+++ MATERIAL FOR THE TASK +++

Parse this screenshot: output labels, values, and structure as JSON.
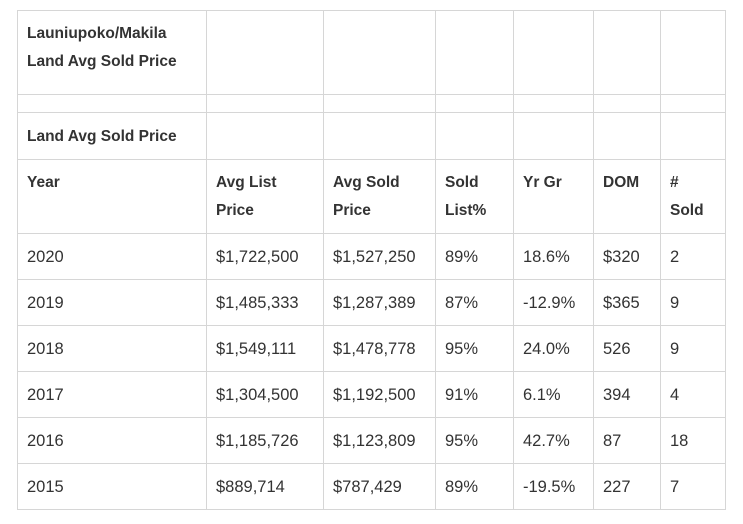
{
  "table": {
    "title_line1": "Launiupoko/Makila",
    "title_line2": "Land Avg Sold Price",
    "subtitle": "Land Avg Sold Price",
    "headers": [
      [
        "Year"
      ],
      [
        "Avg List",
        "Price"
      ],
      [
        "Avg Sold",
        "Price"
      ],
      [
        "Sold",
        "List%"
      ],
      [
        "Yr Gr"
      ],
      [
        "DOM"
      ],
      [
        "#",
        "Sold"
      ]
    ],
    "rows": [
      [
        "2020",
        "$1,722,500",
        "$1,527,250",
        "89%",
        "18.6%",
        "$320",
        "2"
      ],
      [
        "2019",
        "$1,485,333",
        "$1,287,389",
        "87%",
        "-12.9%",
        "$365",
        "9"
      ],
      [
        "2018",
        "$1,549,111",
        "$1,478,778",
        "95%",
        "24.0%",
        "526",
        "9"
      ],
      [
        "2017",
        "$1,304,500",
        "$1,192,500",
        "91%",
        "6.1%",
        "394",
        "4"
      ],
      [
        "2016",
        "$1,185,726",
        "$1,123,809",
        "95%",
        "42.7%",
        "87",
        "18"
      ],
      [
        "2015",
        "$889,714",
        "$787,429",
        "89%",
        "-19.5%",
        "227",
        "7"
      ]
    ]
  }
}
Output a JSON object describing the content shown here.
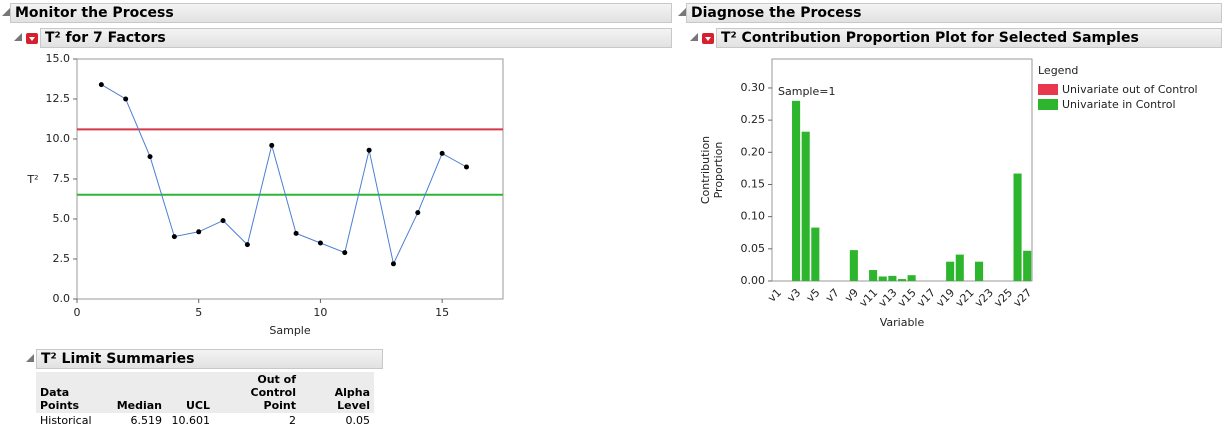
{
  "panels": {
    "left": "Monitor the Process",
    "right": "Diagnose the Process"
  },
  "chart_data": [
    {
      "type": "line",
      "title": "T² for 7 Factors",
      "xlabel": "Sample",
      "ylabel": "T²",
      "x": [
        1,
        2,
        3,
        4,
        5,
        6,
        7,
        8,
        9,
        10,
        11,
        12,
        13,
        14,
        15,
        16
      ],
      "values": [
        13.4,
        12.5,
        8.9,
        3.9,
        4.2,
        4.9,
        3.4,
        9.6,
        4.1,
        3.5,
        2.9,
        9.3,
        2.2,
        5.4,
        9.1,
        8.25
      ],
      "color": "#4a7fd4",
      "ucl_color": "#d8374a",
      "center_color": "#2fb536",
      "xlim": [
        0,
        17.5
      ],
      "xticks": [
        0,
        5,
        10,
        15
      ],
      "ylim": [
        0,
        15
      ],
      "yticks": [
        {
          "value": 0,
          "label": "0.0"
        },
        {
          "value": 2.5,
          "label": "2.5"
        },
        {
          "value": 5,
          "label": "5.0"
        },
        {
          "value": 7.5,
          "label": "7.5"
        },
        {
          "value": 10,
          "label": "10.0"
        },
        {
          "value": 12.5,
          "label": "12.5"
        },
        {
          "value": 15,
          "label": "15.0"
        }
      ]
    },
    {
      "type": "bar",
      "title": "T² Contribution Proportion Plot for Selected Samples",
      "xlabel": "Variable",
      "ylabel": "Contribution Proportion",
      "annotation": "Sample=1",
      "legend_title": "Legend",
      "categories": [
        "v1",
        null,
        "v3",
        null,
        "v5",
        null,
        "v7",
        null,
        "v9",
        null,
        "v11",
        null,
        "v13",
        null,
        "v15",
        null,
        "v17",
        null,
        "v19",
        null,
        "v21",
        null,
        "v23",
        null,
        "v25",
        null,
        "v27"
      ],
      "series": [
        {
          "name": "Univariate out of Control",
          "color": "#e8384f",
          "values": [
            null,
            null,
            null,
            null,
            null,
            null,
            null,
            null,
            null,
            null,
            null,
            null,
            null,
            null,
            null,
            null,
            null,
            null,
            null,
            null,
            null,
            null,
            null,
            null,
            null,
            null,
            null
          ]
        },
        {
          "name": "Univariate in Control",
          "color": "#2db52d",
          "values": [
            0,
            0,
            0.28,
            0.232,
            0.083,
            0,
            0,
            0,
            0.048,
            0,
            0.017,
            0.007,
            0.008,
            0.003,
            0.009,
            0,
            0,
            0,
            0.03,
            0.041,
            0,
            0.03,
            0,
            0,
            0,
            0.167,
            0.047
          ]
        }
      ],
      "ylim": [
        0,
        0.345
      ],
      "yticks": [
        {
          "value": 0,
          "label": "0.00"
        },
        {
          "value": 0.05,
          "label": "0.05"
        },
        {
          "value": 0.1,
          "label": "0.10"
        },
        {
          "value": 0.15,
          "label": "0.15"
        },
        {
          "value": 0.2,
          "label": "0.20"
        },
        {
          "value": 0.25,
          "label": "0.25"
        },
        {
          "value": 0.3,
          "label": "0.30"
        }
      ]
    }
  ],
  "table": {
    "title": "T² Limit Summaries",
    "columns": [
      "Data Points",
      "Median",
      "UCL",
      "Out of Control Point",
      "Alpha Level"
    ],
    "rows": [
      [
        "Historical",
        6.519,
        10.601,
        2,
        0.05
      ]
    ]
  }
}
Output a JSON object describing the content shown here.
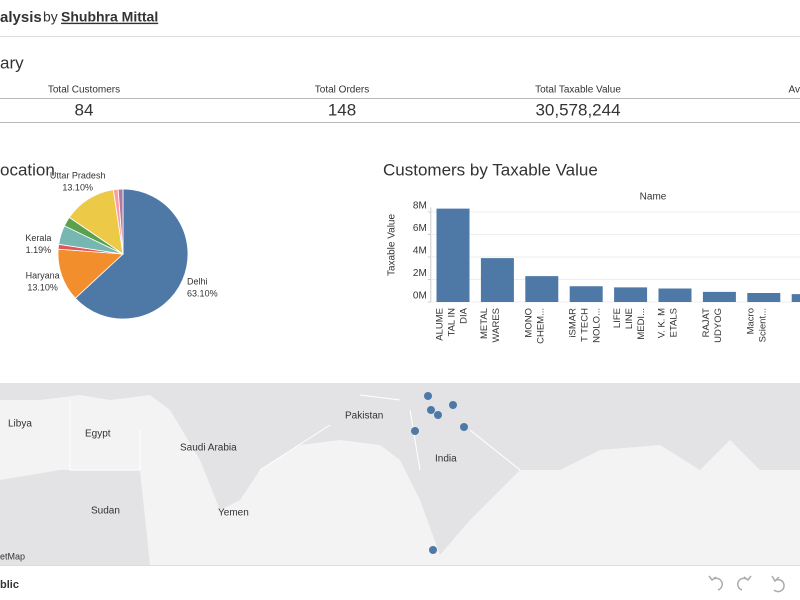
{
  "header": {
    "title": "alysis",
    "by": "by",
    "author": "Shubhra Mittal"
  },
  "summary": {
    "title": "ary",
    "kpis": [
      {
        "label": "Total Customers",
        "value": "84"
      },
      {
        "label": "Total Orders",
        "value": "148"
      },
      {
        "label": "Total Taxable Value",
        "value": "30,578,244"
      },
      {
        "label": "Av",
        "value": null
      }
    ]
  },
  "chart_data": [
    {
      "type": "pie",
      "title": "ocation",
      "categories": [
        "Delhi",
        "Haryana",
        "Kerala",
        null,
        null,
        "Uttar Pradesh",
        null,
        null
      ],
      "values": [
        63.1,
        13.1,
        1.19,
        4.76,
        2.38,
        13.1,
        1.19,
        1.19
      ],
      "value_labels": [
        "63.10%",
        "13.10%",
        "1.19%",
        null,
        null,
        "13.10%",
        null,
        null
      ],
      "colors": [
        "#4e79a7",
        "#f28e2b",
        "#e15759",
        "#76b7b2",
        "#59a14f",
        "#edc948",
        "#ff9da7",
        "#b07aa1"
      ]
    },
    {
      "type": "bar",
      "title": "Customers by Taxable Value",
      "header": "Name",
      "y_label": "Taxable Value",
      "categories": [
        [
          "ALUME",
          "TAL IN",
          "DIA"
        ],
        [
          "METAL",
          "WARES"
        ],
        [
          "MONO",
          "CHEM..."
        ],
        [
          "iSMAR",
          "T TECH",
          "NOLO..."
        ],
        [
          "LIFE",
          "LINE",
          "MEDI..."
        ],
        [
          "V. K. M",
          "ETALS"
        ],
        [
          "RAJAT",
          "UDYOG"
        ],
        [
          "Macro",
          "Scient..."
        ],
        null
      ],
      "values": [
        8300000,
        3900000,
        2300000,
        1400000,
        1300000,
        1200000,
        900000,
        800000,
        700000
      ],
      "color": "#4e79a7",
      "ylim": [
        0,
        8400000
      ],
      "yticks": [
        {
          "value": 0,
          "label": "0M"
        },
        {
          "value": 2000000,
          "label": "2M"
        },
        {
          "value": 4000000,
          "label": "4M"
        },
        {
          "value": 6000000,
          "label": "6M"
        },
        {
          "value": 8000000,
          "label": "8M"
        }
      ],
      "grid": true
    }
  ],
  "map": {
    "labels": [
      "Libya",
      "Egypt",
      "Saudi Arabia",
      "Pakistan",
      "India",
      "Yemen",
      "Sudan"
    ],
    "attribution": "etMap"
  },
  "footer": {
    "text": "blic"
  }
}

+++

Strip the images and reproduce the remaining records precisely.

## THE COMPLETED TASK
Parse this screenshot: output labels, values, and structure as JSON.
{
  "table": {
    "title_line1": "Launiupoko/Makila",
    "title_line2": "Land Avg Sold Price",
    "subtitle": "Land Avg Sold Price",
    "headers": [
      [
        "Year"
      ],
      [
        "Avg List",
        "Price"
      ],
      [
        "Avg Sold",
        "Price"
      ],
      [
        "Sold",
        "List%"
      ],
      [
        "Yr Gr"
      ],
      [
        "DOM"
      ],
      [
        "#",
        "Sold"
      ]
    ],
    "rows": [
      [
        "2020",
        "$1,722,500",
        "$1,527,250",
        "89%",
        "18.6%",
        "$320",
        "2"
      ],
      [
        "2019",
        "$1,485,333",
        "$1,287,389",
        "87%",
        "-12.9%",
        "$365",
        "9"
      ],
      [
        "2018",
        "$1,549,111",
        "$1,478,778",
        "95%",
        "24.0%",
        "526",
        "9"
      ],
      [
        "2017",
        "$1,304,500",
        "$1,192,500",
        "91%",
        "6.1%",
        "394",
        "4"
      ],
      [
        "2016",
        "$1,185,726",
        "$1,123,809",
        "95%",
        "42.7%",
        "87",
        "18"
      ],
      [
        "2015",
        "$889,714",
        "$787,429",
        "89%",
        "-19.5%",
        "227",
        "7"
      ]
    ]
  }
}
Output a JSON object describing the content shown here.
{
  "panels": {
    "left": "Monitor the Process",
    "right": "Diagnose the Process"
  },
  "chart_data": [
    {
      "type": "line",
      "title": "T² for 7 Factors",
      "xlabel": "Sample",
      "ylabel": "T²",
      "x": [
        1,
        2,
        3,
        4,
        5,
        6,
        7,
        8,
        9,
        10,
        11,
        12,
        13,
        14,
        15,
        16
      ],
      "values": [
        13.4,
        12.5,
        8.9,
        3.9,
        4.2,
        4.9,
        3.4,
        9.6,
        4.1,
        3.5,
        2.9,
        9.3,
        2.2,
        5.4,
        9.1,
        8.25
      ],
      "color": "#4a7fd4",
      "ucl_color": "#d8374a",
      "center_color": "#2fb536",
      "xlim": [
        0,
        17.5
      ],
      "xticks": [
        0,
        5,
        10,
        15
      ],
      "ylim": [
        0,
        15
      ],
      "yticks": [
        {
          "value": 0,
          "label": "0.0"
        },
        {
          "value": 2.5,
          "label": "2.5"
        },
        {
          "value": 5,
          "label": "5.0"
        },
        {
          "value": 7.5,
          "label": "7.5"
        },
        {
          "value": 10,
          "label": "10.0"
        },
        {
          "value": 12.5,
          "label": "12.5"
        },
        {
          "value": 15,
          "label": "15.0"
        }
      ]
    },
    {
      "type": "bar",
      "title": "T² Contribution Proportion Plot for Selected Samples",
      "xlabel": "Variable",
      "ylabel": "Contribution Proportion",
      "annotation": "Sample=1",
      "legend_title": "Legend",
      "categories": [
        "v1",
        null,
        "v3",
        null,
        "v5",
        null,
        "v7",
        null,
        "v9",
        null,
        "v11",
        null,
        "v13",
        null,
        "v15",
        null,
        "v17",
        null,
        "v19",
        null,
        "v21",
        null,
        "v23",
        null,
        "v25",
        null,
        "v27"
      ],
      "series": [
        {
          "name": "Univariate out of Control",
          "color": "#e8384f",
          "values": [
            null,
            null,
            null,
            null,
            null,
            null,
            null,
            null,
            null,
            null,
            null,
            null,
            null,
            null,
            null,
            null,
            null,
            null,
            null,
            null,
            null,
            null,
            null,
            null,
            null,
            null,
            null
          ]
        },
        {
          "name": "Univariate in Control",
          "color": "#2db52d",
          "values": [
            0,
            0,
            0.28,
            0.232,
            0.083,
            0,
            0,
            0,
            0.048,
            0,
            0.017,
            0.007,
            0.008,
            0.003,
            0.009,
            0,
            0,
            0,
            0.03,
            0.041,
            0,
            0.03,
            0,
            0,
            0,
            0.167,
            0.047
          ]
        }
      ],
      "ylim": [
        0,
        0.345
      ],
      "yticks": [
        {
          "value": 0,
          "label": "0.00"
        },
        {
          "value": 0.05,
          "label": "0.05"
        },
        {
          "value": 0.1,
          "label": "0.10"
        },
        {
          "value": 0.15,
          "label": "0.15"
        },
        {
          "value": 0.2,
          "label": "0.20"
        },
        {
          "value": 0.25,
          "label": "0.25"
        },
        {
          "value": 0.3,
          "label": "0.30"
        }
      ]
    }
  ],
  "table": {
    "title": "T² Limit Summaries",
    "columns": [
      "Data Points",
      "Median",
      "UCL",
      "Out of Control Point",
      "Alpha Level"
    ],
    "rows": [
      [
        "Historical",
        6.519,
        10.601,
        2,
        0.05
      ]
    ]
  }
}
Output a JSON object describing the content shown here.
{
  "header": {
    "title": "alysis",
    "by": "by",
    "author": "Shubhra Mittal"
  },
  "summary": {
    "title": "ary",
    "kpis": [
      {
        "label": "Total Customers",
        "value": "84"
      },
      {
        "label": "Total Orders",
        "value": "148"
      },
      {
        "label": "Total Taxable Value",
        "value": "30,578,244"
      },
      {
        "label": "Av",
        "value": null
      }
    ]
  },
  "chart_data": [
    {
      "type": "pie",
      "title": "ocation",
      "categories": [
        "Delhi",
        "Haryana",
        "Kerala",
        null,
        null,
        "Uttar Pradesh",
        null,
        null
      ],
      "values": [
        63.1,
        13.1,
        1.19,
        4.76,
        2.38,
        13.1,
        1.19,
        1.19
      ],
      "value_labels": [
        "63.10%",
        "13.10%",
        "1.19%",
        null,
        null,
        "13.10%",
        null,
        null
      ],
      "colors": [
        "#4e79a7",
        "#f28e2b",
        "#e15759",
        "#76b7b2",
        "#59a14f",
        "#edc948",
        "#ff9da7",
        "#b07aa1"
      ]
    },
    {
      "type": "bar",
      "title": "Customers by Taxable Value",
      "header": "Name",
      "y_label": "Taxable Value",
      "categories": [
        [
          "ALUME",
          "TAL IN",
          "DIA"
        ],
        [
          "METAL",
          "WARES"
        ],
        [
          "MONO",
          "CHEM..."
        ],
        [
          "iSMAR",
          "T TECH",
          "NOLO..."
        ],
        [
          "LIFE",
          "LINE",
          "MEDI..."
        ],
        [
          "V. K. M",
          "ETALS"
        ],
        [
          "RAJAT",
          "UDYOG"
        ],
        [
          "Macro",
          "Scient..."
        ],
        null
      ],
      "values": [
        8300000,
        3900000,
        2300000,
        1400000,
        1300000,
        1200000,
        900000,
        800000,
        700000
      ],
      "color": "#4e79a7",
      "ylim": [
        0,
        8400000
      ],
      "yticks": [
        {
          "value": 0,
          "label": "0M"
        },
        {
          "value": 2000000,
          "label": "2M"
        },
        {
          "value": 4000000,
          "label": "4M"
        },
        {
          "value": 6000000,
          "label": "6M"
        },
        {
          "value": 8000000,
          "label": "8M"
        }
      ],
      "grid": true
    }
  ],
  "map": {
    "labels": [
      "Libya",
      "Egypt",
      "Saudi Arabia",
      "Pakistan",
      "India",
      "Yemen",
      "Sudan"
    ],
    "attribution": "etMap"
  },
  "footer": {
    "text": "blic"
  }
}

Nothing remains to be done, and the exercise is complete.